The word "response" marks the lines to report; pull each of them from the listing.

→ SOURCE DATA:
----------------------------------------

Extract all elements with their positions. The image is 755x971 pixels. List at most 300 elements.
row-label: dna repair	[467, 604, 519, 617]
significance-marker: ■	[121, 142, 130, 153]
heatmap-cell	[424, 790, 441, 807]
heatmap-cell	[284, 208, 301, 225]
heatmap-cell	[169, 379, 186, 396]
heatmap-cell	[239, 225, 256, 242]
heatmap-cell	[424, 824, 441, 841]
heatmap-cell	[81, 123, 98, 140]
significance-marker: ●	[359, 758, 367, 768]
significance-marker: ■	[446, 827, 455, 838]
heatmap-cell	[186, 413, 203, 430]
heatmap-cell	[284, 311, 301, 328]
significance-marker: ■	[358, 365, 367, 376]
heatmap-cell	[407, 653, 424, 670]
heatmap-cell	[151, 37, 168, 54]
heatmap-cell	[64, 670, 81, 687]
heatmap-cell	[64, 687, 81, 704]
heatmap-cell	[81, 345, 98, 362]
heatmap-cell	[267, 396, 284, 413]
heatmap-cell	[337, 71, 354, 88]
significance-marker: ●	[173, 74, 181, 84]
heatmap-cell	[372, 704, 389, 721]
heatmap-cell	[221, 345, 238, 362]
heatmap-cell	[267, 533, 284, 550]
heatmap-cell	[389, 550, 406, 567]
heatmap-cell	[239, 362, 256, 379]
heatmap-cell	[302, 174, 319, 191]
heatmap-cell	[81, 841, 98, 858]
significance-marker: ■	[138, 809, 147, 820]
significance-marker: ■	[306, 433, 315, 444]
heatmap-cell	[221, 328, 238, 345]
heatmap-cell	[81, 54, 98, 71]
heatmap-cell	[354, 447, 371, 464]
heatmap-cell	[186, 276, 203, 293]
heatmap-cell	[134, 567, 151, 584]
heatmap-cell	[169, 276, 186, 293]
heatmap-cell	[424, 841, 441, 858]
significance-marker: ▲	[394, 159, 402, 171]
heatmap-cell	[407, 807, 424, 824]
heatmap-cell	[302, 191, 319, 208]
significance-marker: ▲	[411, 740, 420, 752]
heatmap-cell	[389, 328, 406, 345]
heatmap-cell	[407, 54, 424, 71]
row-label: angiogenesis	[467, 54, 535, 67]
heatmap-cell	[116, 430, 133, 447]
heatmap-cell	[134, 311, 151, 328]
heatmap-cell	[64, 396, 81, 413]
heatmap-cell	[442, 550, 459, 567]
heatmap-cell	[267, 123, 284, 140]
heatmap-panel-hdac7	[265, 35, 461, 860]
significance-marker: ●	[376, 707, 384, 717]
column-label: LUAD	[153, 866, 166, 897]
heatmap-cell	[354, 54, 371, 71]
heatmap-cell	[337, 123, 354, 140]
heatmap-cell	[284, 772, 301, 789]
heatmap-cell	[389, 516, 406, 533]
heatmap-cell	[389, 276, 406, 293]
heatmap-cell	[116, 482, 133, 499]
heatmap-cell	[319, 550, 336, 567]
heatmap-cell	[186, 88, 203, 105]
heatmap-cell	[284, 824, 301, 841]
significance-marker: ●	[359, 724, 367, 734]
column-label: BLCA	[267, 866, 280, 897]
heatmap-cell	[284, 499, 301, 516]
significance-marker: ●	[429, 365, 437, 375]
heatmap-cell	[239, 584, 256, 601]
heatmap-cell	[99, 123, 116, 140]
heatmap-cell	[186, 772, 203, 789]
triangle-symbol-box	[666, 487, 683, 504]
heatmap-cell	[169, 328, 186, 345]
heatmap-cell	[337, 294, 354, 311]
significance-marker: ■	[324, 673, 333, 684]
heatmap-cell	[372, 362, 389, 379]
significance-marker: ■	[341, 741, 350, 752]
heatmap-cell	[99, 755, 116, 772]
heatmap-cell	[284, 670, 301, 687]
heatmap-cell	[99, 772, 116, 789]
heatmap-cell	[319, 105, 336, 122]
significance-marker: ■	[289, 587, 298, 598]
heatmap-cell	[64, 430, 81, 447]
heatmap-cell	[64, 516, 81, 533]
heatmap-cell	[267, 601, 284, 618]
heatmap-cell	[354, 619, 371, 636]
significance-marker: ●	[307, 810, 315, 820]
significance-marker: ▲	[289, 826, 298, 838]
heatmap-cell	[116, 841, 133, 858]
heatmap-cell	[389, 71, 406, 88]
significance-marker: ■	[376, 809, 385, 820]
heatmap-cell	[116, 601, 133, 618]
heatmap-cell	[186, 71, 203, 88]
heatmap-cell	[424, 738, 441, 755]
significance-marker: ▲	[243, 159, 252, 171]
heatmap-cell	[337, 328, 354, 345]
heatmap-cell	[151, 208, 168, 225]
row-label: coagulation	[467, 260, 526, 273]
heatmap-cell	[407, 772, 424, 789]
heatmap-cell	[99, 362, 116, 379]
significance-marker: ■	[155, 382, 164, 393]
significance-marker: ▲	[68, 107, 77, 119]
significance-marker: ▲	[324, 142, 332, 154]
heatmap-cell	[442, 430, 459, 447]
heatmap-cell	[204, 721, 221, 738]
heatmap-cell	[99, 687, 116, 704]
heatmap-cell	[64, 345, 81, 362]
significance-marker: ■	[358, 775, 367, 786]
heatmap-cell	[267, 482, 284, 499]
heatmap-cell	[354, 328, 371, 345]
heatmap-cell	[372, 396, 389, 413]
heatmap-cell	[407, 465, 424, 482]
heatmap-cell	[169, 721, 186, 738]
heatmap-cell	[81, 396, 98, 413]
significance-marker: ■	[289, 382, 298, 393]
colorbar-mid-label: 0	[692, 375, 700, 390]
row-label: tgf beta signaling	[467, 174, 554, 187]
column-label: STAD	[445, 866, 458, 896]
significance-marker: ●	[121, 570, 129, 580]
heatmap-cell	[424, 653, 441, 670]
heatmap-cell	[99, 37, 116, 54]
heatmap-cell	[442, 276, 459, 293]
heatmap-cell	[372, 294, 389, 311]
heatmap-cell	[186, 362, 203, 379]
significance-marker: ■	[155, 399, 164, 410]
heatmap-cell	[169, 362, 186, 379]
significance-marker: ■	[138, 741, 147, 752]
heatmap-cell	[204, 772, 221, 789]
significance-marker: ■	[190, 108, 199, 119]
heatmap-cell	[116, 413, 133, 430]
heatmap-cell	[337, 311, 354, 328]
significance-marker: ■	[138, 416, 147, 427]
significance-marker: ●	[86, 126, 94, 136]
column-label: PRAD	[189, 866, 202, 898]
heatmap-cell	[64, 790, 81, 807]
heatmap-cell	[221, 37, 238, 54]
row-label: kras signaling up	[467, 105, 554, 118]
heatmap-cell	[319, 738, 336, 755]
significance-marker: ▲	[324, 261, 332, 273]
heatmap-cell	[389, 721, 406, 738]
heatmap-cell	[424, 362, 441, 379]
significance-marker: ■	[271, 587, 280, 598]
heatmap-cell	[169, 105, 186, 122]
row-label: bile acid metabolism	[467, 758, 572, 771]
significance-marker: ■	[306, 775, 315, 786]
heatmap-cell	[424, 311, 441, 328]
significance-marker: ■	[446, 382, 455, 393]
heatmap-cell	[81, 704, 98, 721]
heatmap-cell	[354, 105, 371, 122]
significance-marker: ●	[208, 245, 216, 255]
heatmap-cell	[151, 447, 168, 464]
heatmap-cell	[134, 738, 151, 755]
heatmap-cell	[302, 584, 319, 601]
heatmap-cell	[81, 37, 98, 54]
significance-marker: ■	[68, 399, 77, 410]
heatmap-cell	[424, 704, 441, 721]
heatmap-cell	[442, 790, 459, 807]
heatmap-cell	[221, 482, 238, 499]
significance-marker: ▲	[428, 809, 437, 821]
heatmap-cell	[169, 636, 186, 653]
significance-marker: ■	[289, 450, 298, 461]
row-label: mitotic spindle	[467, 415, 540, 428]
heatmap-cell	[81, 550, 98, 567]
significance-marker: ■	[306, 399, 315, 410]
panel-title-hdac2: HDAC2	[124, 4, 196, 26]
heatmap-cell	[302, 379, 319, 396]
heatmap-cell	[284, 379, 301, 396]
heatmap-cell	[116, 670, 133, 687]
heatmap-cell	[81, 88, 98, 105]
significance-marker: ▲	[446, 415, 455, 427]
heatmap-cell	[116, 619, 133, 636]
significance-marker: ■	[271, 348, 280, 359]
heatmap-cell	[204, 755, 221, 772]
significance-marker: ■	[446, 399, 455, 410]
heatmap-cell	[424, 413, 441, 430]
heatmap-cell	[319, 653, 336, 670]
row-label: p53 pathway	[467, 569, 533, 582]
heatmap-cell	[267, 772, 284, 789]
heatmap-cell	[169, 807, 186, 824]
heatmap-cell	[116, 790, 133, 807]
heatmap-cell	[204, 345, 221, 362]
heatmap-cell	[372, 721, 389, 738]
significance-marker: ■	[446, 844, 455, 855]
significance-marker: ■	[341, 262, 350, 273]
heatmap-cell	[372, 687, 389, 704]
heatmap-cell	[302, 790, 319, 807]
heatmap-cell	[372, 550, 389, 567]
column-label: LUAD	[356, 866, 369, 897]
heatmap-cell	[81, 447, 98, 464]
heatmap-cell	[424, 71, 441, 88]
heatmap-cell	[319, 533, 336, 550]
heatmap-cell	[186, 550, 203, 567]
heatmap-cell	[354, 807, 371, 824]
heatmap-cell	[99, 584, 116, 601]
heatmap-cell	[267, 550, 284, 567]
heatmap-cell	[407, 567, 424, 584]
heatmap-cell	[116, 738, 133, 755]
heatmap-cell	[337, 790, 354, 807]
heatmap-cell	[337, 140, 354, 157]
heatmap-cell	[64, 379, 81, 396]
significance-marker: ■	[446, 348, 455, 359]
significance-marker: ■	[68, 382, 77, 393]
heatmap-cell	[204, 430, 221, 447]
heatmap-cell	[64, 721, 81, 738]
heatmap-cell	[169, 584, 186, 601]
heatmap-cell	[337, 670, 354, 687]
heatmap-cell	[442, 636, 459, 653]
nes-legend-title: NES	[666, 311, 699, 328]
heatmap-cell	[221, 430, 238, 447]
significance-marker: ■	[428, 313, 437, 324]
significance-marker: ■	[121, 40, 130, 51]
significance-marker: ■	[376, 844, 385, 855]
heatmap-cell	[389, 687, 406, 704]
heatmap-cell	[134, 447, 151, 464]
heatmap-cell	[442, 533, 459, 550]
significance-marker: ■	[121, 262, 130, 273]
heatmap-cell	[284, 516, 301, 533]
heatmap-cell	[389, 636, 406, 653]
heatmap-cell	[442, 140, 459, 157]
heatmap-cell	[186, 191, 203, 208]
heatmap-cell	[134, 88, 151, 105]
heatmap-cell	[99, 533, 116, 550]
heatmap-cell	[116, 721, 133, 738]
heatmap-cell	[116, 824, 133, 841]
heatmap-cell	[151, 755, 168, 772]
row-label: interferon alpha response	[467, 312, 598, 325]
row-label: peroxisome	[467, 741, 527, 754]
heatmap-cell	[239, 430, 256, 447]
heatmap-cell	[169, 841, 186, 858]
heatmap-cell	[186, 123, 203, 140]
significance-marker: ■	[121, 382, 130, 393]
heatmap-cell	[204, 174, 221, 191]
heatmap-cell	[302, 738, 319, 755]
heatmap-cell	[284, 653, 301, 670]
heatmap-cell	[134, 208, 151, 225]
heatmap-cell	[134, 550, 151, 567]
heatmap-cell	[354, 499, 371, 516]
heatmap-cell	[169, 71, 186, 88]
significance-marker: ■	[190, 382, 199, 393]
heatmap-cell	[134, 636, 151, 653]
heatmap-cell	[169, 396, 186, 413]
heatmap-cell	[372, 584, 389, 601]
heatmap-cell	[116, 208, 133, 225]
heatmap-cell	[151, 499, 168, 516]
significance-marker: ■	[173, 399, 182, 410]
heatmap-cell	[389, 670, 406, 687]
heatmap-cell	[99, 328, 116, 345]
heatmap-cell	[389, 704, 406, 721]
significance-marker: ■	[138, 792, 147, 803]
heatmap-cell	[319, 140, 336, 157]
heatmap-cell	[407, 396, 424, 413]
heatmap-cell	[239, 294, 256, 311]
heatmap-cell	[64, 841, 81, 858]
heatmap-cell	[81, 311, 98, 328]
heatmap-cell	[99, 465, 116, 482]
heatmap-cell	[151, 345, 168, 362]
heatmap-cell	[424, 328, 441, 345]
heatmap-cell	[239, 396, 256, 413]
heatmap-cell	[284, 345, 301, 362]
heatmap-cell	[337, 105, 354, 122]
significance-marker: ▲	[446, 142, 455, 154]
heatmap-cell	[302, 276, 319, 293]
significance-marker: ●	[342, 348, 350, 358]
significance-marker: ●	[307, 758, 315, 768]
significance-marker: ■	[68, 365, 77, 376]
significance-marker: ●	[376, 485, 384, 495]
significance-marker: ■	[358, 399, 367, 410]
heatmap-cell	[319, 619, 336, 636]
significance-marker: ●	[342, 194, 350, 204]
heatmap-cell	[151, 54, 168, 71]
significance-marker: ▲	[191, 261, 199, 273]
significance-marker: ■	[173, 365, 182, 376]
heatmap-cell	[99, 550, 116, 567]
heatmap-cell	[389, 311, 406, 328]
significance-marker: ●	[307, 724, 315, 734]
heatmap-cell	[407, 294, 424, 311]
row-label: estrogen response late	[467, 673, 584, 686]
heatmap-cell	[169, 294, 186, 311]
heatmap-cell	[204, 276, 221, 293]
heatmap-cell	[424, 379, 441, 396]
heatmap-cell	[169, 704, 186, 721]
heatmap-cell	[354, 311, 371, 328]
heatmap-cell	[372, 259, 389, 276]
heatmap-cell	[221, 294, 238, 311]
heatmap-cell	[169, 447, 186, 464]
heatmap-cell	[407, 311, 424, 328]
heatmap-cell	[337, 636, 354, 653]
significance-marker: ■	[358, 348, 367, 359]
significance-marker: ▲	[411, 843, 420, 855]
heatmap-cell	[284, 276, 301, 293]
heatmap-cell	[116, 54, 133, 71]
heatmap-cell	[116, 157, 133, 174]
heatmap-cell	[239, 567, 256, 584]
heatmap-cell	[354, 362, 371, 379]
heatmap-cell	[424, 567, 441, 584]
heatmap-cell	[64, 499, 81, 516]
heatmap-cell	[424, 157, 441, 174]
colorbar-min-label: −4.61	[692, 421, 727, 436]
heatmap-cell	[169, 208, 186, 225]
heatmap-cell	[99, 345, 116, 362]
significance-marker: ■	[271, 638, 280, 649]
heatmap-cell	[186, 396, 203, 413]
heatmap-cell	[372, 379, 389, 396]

----------------------------------------

→ THE COMPLETED TASK:
row-label: interferon alpha response	[467, 312, 598, 325]
row-label: estrogen response late	[467, 673, 584, 686]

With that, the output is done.